> DATASET CONTENT:

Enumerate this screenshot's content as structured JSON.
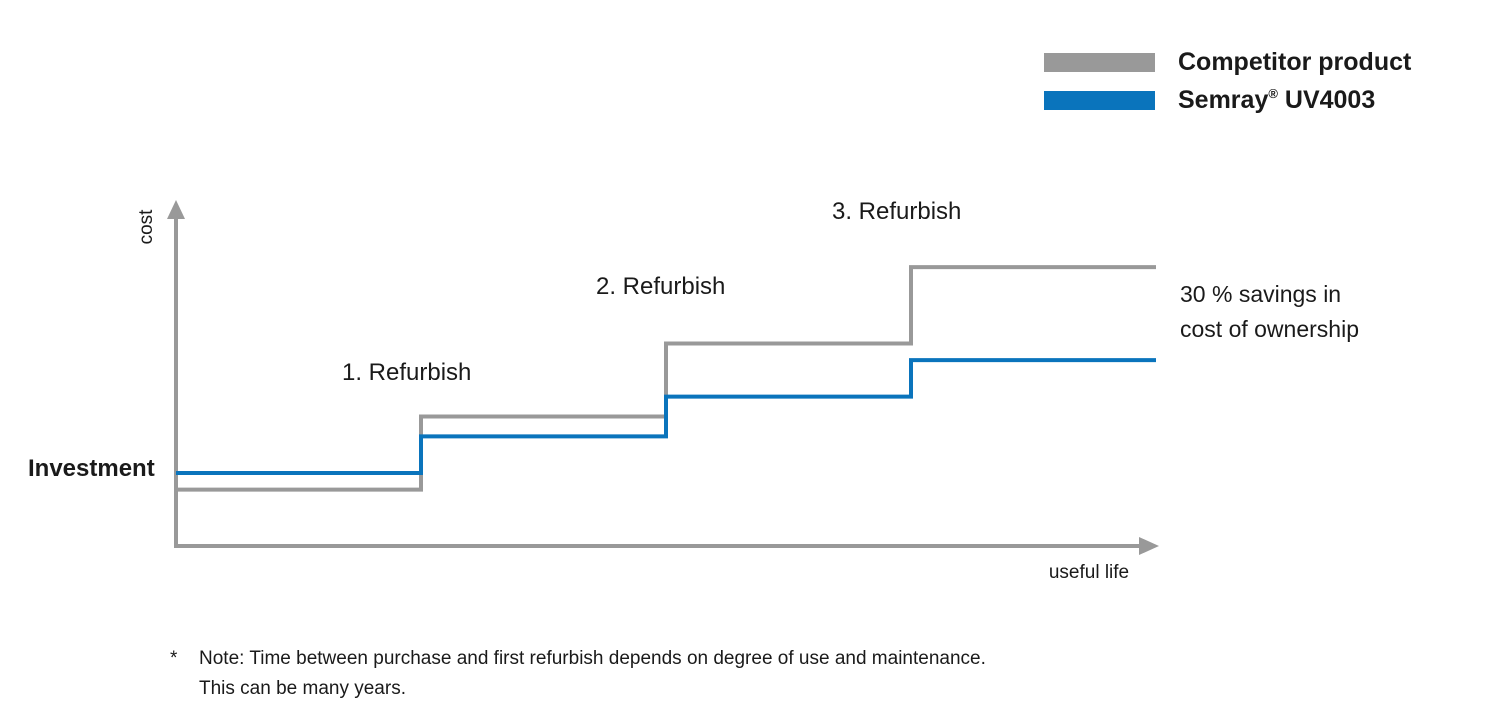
{
  "chart_data": {
    "type": "line",
    "step": true,
    "xlabel": "useful life",
    "ylabel": "cost",
    "y_reference_label": "Investment",
    "phases": [
      "",
      "1. Refurbish",
      "2. Refurbish",
      "3. Refurbish"
    ],
    "x": [
      0,
      1,
      2,
      3,
      4
    ],
    "xlim": [
      0,
      4
    ],
    "ylim": [
      0,
      10
    ],
    "series": [
      {
        "name": "Competitor product",
        "color": "#999999",
        "values": [
          1.7,
          3.9,
          6.1,
          8.4,
          8.4
        ]
      },
      {
        "name": "Semray® UV4003",
        "color": "#0a74bc",
        "values": [
          2.2,
          3.3,
          4.5,
          5.6,
          5.6
        ]
      }
    ],
    "annotation_lines": [
      "30 % savings in",
      "cost of ownership"
    ],
    "grid": false,
    "legend_position": "top-right"
  },
  "legend": {
    "competitor": {
      "label": "Competitor product",
      "color": "#999999"
    },
    "semray": {
      "label_main": "Semray",
      "label_reg": "®",
      "label_model": " UV4003",
      "color": "#0a74bc"
    }
  },
  "note": {
    "marker": "*",
    "line1": "Note: Time between purchase and first refurbish depends on degree of use and maintenance.",
    "line2": "This can be many years."
  }
}
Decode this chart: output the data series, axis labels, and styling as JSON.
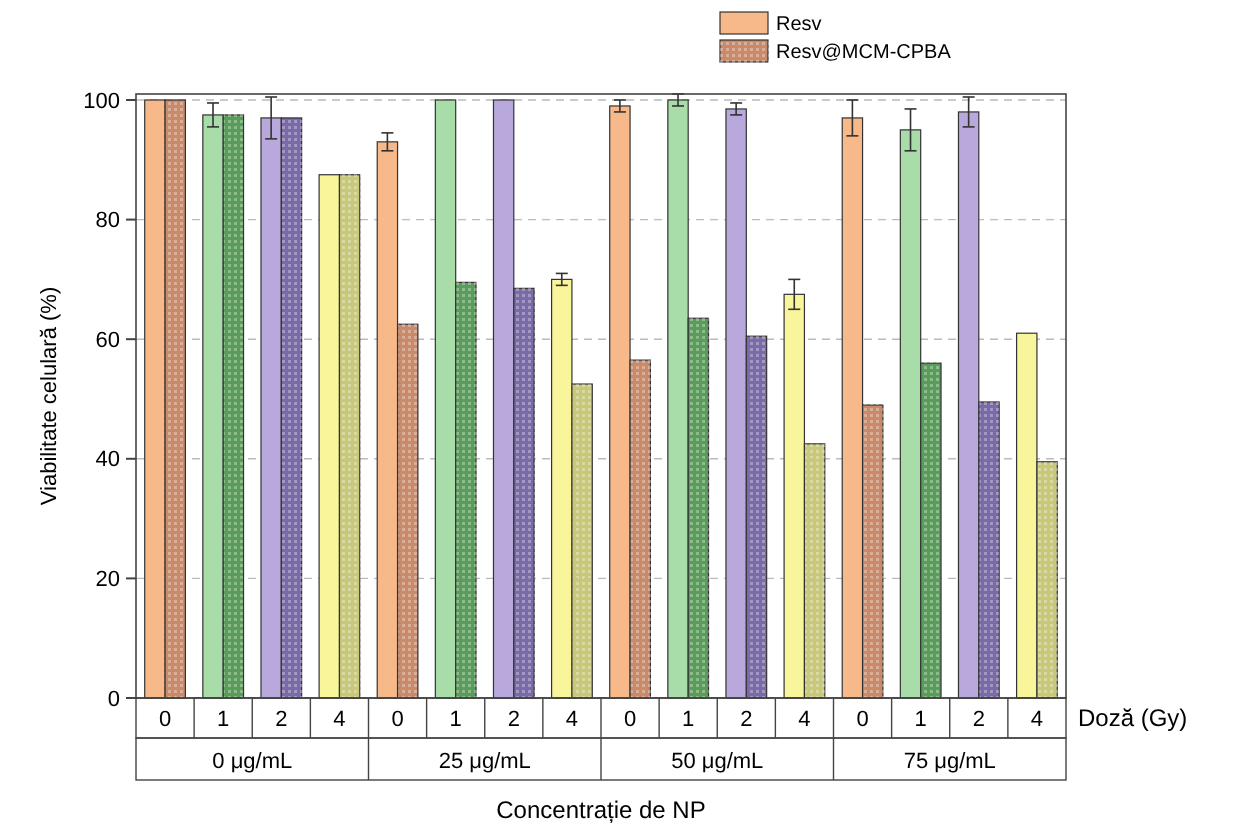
{
  "chart_data": {
    "type": "bar",
    "xlabel": "Concentrație de NP",
    "ylabel": "Viabilitate celulară (%)",
    "categories": [
      "0",
      "1",
      "2",
      "4",
      "0",
      "1",
      "2",
      "4",
      "0",
      "1",
      "2",
      "4",
      "0",
      "1",
      "2",
      "4"
    ],
    "series": [
      {
        "name": "Resv",
        "color": "#f7b98a",
        "colors": [
          "#f7b98a",
          "#a8dca8",
          "#b8a8dc",
          "#f8f59a",
          "#f7b98a",
          "#a8dca8",
          "#b8a8dc",
          "#f8f59a",
          "#f7b98a",
          "#a8dca8",
          "#b8a8dc",
          "#f8f59a",
          "#f7b98a",
          "#a8dca8",
          "#b8a8dc",
          "#f8f59a"
        ],
        "values": [
          100,
          97.5,
          97,
          87.5,
          93,
          100,
          100,
          70,
          99,
          100,
          98.5,
          67.5,
          97,
          95,
          98,
          61
        ],
        "errors": [
          null,
          2,
          3.5,
          null,
          1.5,
          null,
          null,
          1,
          1,
          1,
          1,
          2.5,
          3,
          3.5,
          2.5,
          null
        ]
      },
      {
        "name": "Resv@MCM-CPBA",
        "color": "#c98a6a",
        "colors": [
          "#c98a6a",
          "#5a9c5a",
          "#7a6aa8",
          "#c8c878",
          "#c98a6a",
          "#5a9c5a",
          "#7a6aa8",
          "#c8c878",
          "#c98a6a",
          "#5a9c5a",
          "#7a6aa8",
          "#c8c878",
          "#c98a6a",
          "#5a9c5a",
          "#7a6aa8",
          "#c8c878"
        ],
        "values": [
          100,
          97.5,
          97,
          87.5,
          62.5,
          69.5,
          68.5,
          52.5,
          56.5,
          63.5,
          60.5,
          42.5,
          49,
          56,
          49.5,
          39.5
        ]
      }
    ],
    "ylim": [
      0,
      101
    ],
    "yticks": [
      0,
      20,
      40,
      60,
      80,
      100
    ],
    "grid": "y",
    "legend": "top right",
    "annotations": [
      "Doză (Gy)",
      "0 μg/mL",
      "25 μg/mL",
      "50 μg/mL",
      "75 μg/mL"
    ]
  }
}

> THE EXERCISE:
Gather up the lines containing the word "product" from these records and copy them.

> WRITTEN RESPONSE:
        "name": "Competitor product",
      "label": "Competitor product",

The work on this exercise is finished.